— begin Dataset entries —

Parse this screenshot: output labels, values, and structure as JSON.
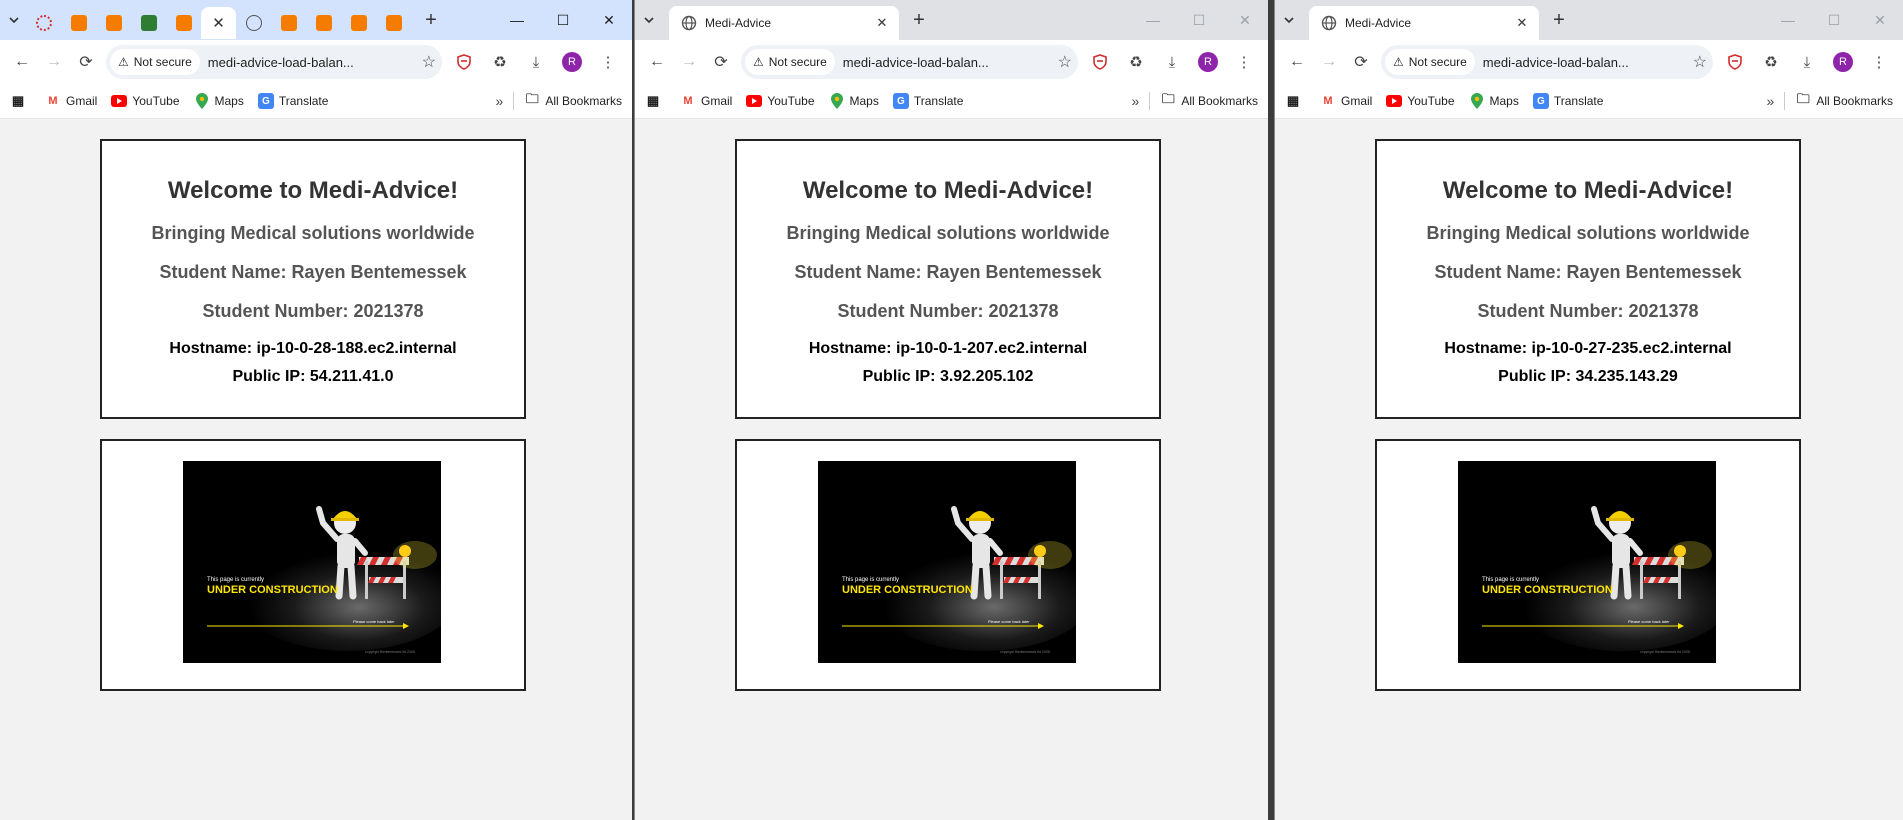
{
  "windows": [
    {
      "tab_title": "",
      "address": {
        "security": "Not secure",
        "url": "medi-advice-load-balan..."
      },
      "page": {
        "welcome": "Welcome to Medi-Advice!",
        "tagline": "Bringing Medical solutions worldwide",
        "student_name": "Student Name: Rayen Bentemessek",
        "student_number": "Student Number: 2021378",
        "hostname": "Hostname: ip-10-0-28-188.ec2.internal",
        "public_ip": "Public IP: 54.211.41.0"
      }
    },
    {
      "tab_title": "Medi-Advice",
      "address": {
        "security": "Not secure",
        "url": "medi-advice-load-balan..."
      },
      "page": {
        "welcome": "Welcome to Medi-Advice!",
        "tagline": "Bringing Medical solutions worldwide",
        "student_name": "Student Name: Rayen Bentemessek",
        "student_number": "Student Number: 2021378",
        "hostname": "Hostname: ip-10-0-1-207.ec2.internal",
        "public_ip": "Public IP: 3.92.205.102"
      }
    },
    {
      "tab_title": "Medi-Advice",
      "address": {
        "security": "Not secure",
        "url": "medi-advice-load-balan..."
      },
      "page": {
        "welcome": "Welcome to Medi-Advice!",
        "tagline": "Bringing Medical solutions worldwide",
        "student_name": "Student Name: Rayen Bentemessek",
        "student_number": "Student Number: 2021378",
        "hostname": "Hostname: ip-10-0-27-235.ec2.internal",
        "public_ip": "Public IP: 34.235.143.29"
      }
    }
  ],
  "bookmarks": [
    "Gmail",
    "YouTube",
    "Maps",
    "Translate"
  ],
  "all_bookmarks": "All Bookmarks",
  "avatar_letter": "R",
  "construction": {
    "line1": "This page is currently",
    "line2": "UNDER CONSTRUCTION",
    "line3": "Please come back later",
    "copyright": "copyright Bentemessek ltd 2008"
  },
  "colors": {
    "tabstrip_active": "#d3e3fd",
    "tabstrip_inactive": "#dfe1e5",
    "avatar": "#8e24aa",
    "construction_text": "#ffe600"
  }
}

— end Dataset entries —
— begin Dataset entries —

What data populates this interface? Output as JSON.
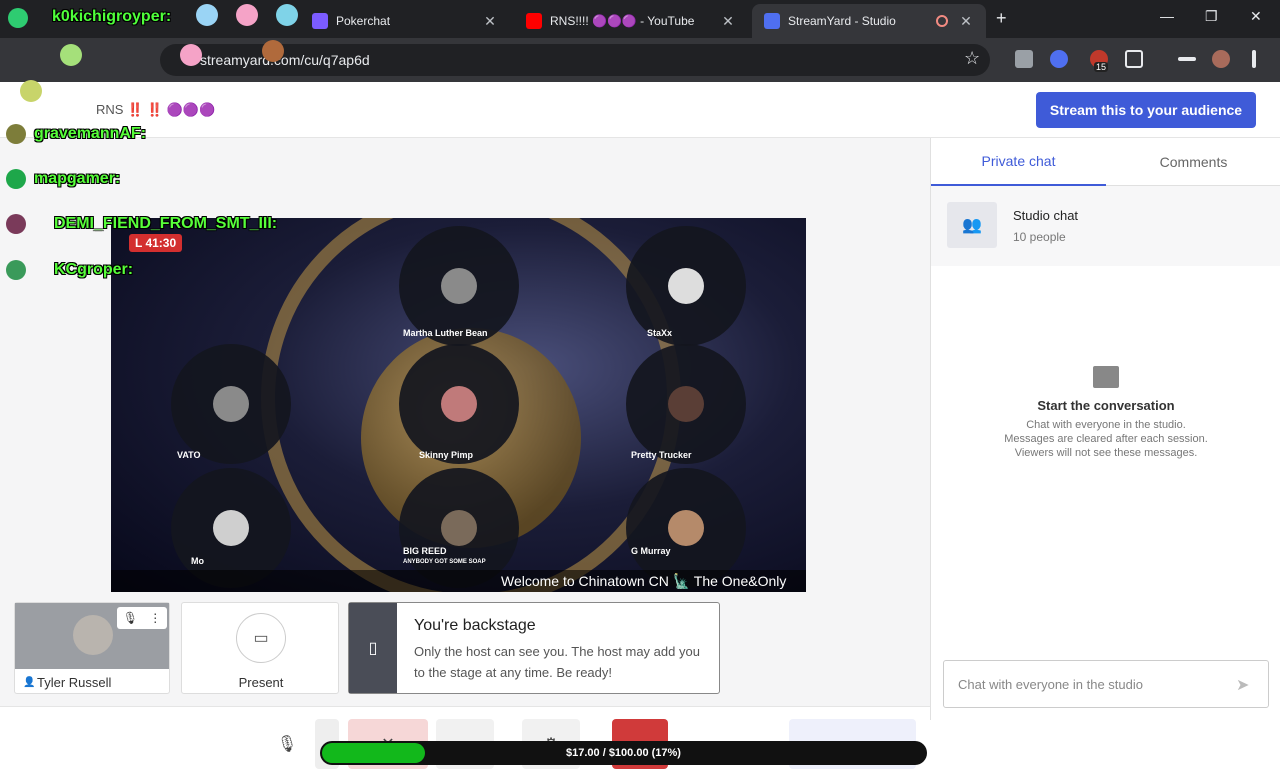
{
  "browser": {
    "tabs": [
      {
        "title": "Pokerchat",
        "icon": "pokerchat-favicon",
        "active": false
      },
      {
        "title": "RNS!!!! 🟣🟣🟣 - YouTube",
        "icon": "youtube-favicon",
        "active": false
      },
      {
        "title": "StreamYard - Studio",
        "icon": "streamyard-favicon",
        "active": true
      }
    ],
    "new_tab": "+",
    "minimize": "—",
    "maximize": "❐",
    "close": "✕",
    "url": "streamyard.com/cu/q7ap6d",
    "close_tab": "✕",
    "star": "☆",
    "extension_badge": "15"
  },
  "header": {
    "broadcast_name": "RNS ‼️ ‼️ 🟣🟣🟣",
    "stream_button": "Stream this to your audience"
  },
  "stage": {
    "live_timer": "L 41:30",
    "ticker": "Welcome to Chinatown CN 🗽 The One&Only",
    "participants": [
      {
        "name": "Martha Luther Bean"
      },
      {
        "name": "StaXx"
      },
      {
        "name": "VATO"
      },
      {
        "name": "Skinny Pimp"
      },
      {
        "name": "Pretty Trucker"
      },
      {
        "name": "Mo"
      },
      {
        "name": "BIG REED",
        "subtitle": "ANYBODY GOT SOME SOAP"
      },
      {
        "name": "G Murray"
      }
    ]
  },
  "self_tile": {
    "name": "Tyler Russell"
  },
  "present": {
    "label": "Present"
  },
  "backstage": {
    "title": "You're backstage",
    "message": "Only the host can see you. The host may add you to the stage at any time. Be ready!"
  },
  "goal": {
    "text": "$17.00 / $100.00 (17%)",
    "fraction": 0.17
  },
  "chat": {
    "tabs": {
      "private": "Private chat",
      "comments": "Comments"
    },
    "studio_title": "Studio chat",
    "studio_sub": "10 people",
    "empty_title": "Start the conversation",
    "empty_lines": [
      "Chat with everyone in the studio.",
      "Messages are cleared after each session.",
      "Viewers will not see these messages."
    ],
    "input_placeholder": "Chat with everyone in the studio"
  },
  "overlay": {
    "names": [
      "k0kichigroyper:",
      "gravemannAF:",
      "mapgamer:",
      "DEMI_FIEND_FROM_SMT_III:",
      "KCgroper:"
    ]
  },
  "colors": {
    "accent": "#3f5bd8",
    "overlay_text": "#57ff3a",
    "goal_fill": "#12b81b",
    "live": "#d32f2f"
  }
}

— end Dataset entries —

• [Exercise directions]: Pull every line containing the word "Only" out of the entries above.

• [Solution to this exercise]:
    "ticker": "Welcome to Chinatown CN 🗽 The One&Only",
    "message": "Only the host can see you. The host may add you to the stage at any time. Be ready!"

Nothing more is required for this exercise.